Copy all records verbatim.
** Begin **
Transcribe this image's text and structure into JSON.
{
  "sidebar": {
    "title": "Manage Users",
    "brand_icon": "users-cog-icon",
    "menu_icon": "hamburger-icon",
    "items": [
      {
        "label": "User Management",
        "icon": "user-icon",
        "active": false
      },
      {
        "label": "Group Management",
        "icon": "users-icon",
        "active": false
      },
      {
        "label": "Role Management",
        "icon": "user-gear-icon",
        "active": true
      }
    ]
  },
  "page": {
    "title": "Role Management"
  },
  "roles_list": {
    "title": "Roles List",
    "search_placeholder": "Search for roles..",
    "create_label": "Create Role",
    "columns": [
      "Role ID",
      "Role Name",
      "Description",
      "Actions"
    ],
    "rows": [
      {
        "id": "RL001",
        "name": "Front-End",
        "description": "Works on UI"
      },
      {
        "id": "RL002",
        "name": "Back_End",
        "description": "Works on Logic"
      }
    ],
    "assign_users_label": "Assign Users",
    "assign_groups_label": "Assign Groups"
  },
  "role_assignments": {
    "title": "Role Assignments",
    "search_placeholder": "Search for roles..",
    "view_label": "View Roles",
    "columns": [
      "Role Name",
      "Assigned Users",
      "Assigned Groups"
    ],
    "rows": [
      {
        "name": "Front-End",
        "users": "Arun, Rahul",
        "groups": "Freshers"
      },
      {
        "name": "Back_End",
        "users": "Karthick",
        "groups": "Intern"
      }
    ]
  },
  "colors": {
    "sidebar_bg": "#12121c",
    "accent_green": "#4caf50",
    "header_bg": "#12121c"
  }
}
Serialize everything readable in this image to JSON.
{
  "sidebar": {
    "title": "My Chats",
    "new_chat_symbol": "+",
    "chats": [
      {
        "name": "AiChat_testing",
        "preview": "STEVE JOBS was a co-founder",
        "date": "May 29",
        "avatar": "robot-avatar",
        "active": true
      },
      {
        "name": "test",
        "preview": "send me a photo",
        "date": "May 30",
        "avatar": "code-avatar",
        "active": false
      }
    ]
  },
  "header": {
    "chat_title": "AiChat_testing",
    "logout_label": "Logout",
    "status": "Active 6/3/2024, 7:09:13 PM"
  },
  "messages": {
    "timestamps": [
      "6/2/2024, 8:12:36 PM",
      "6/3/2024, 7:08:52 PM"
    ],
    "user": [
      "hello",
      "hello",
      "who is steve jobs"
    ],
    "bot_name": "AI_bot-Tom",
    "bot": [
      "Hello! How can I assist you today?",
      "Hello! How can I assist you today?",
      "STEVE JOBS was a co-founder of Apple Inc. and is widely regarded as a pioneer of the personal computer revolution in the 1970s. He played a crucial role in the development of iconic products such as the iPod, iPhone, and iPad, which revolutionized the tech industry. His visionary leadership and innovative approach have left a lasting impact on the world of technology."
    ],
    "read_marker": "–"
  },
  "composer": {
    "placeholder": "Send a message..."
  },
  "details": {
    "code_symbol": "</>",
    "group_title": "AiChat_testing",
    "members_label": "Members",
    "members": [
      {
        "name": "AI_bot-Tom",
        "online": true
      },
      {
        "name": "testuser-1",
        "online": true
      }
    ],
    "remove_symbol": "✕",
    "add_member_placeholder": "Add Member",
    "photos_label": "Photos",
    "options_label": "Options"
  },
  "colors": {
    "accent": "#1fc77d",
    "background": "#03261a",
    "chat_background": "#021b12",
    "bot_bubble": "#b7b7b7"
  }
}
** End **
Result of the task:
Transcribe this image's text and structure into JSON.
{
  "sidebar": {
    "title": "Manage Users",
    "brand_icon": "users-cog-icon",
    "menu_icon": "hamburger-icon",
    "items": [
      {
        "label": "User Management",
        "icon": "user-icon",
        "active": false
      },
      {
        "label": "Group Management",
        "icon": "users-icon",
        "active": false
      },
      {
        "label": "Role Management",
        "icon": "user-gear-icon",
        "active": true
      }
    ]
  },
  "page": {
    "title": "Role Management"
  },
  "roles_list": {
    "title": "Roles List",
    "search_placeholder": "Search for roles..",
    "create_label": "Create Role",
    "columns": [
      "Role ID",
      "Role Name",
      "Description",
      "Actions"
    ],
    "rows": [
      {
        "id": "RL001",
        "name": "Front-End",
        "description": "Works on UI"
      },
      {
        "id": "RL002",
        "name": "Back_End",
        "description": "Works on Logic"
      }
    ],
    "assign_users_label": "Assign Users",
    "assign_groups_label": "Assign Groups"
  },
  "role_assignments": {
    "title": "Role Assignments",
    "search_placeholder": "Search for roles..",
    "view_label": "View Roles",
    "columns": [
      "Role Name",
      "Assigned Users",
      "Assigned Groups"
    ],
    "rows": [
      {
        "name": "Front-End",
        "users": "Arun, Rahul",
        "groups": "Freshers"
      },
      {
        "name": "Back_End",
        "users": "Karthick",
        "groups": "Intern"
      }
    ]
  },
  "colors": {
    "sidebar_bg": "#12121c",
    "accent_green": "#4caf50",
    "header_bg": "#12121c"
  }
}
Serialize everything readable in this image to JSON.
{
  "sidebar": {
    "title": "My Chats",
    "new_chat_symbol": "+",
    "chats": [
      {
        "name": "AiChat_testing",
        "preview": "STEVE JOBS was a co-founder",
        "date": "May 29",
        "avatar": "robot-avatar",
        "active": true
      },
      {
        "name": "test",
        "preview": "send me a photo",
        "date": "May 30",
        "avatar": "code-avatar",
        "active": false
      }
    ]
  },
  "header": {
    "chat_title": "AiChat_testing",
    "logout_label": "Logout",
    "status": "Active 6/3/2024, 7:09:13 PM"
  },
  "messages": {
    "timestamps": [
      "6/2/2024, 8:12:36 PM",
      "6/3/2024, 7:08:52 PM"
    ],
    "user": [
      "hello",
      "hello",
      "who is steve jobs"
    ],
    "bot_name": "AI_bot-Tom",
    "bot": [
      "Hello! How can I assist you today?",
      "Hello! How can I assist you today?",
      "STEVE JOBS was a co-founder of Apple Inc. and is widely regarded as a pioneer of the personal computer revolution in the 1970s. He played a crucial role in the development of iconic products such as the iPod, iPhone, and iPad, which revolutionized the tech industry. His visionary leadership and innovative approach have left a lasting impact on the world of technology."
    ],
    "read_marker": "–"
  },
  "composer": {
    "placeholder": "Send a message..."
  },
  "details": {
    "code_symbol": "</>",
    "group_title": "AiChat_testing",
    "members_label": "Members",
    "members": [
      {
        "name": "AI_bot-Tom",
        "online": true
      },
      {
        "name": "testuser-1",
        "online": true
      }
    ],
    "remove_symbol": "✕",
    "add_member_placeholder": "Add Member",
    "photos_label": "Photos",
    "options_label": "Options"
  },
  "colors": {
    "accent": "#1fc77d",
    "background": "#03261a",
    "chat_background": "#021b12",
    "bot_bubble": "#b7b7b7"
  }
}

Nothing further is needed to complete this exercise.